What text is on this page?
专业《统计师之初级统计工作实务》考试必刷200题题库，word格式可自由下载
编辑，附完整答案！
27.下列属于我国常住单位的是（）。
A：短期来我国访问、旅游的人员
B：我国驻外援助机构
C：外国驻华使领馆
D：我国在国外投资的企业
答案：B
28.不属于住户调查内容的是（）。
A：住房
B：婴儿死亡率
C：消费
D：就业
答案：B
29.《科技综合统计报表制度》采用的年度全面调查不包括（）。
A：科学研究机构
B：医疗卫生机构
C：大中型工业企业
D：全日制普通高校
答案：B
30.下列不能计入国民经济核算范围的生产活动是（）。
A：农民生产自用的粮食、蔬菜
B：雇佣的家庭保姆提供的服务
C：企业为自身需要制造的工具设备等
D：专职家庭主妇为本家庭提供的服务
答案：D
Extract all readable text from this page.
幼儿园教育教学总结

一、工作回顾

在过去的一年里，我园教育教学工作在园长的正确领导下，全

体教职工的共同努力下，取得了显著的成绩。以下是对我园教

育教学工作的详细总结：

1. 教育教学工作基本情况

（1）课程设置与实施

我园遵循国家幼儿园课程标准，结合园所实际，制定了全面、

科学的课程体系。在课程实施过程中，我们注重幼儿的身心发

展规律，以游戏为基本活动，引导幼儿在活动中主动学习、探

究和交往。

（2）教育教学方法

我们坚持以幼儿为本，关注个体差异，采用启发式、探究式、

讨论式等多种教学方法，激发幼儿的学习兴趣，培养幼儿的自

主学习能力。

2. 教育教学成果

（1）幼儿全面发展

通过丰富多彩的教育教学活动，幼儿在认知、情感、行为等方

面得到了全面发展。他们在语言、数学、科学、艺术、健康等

* WHAT IS EXPECTED *
Your task is to output all of the data above word for word.

* EXERCISE SOLUTION *
What text is on this page?
专业《统计师之初级统计工作实务》考试必刷200题题库，word格式可自由下载
编辑，附完整答案！
27.下列属于我国常住单位的是（）。
A：短期来我国访问、旅游的人员
B：我国驻外援助机构
C：外国驻华使领馆
D：我国在国外投资的企业
答案：B
28.不属于住户调查内容的是（）。
A：住房
B：婴儿死亡率
C：消费
D：就业
答案：B
29.《科技综合统计报表制度》采用的年度全面调查不包括（）。
A：科学研究机构
B：医疗卫生机构
C：大中型工业企业
D：全日制普通高校
答案：B
30.下列不能计入国民经济核算范围的生产活动是（）。
A：农民生产自用的粮食、蔬菜
B：雇佣的家庭保姆提供的服务
C：企业为自身需要制造的工具设备等
D：专职家庭主妇为本家庭提供的服务
答案：D
Extract all readable text from this page.
幼儿园教育教学总结

一、工作回顾

在过去的一年里，我园教育教学工作在园长的正确领导下，全

体教职工的共同努力下，取得了显著的成绩。以下是对我园教

育教学工作的详细总结：

1. 教育教学工作基本情况

（1）课程设置与实施

我园遵循国家幼儿园课程标准，结合园所实际，制定了全面、

科学的课程体系。在课程实施过程中，我们注重幼儿的身心发

展规律，以游戏为基本活动，引导幼儿在活动中主动学习、探

究和交往。

（2）教育教学方法

我们坚持以幼儿为本，关注个体差异，采用启发式、探究式、

讨论式等多种教学方法，激发幼儿的学习兴趣，培养幼儿的自

主学习能力。

2. 教育教学成果

（1）幼儿全面发展

通过丰富多彩的教育教学活动，幼儿在认知、情感、行为等方

面得到了全面发展。他们在语言、数学、科学、艺术、健康等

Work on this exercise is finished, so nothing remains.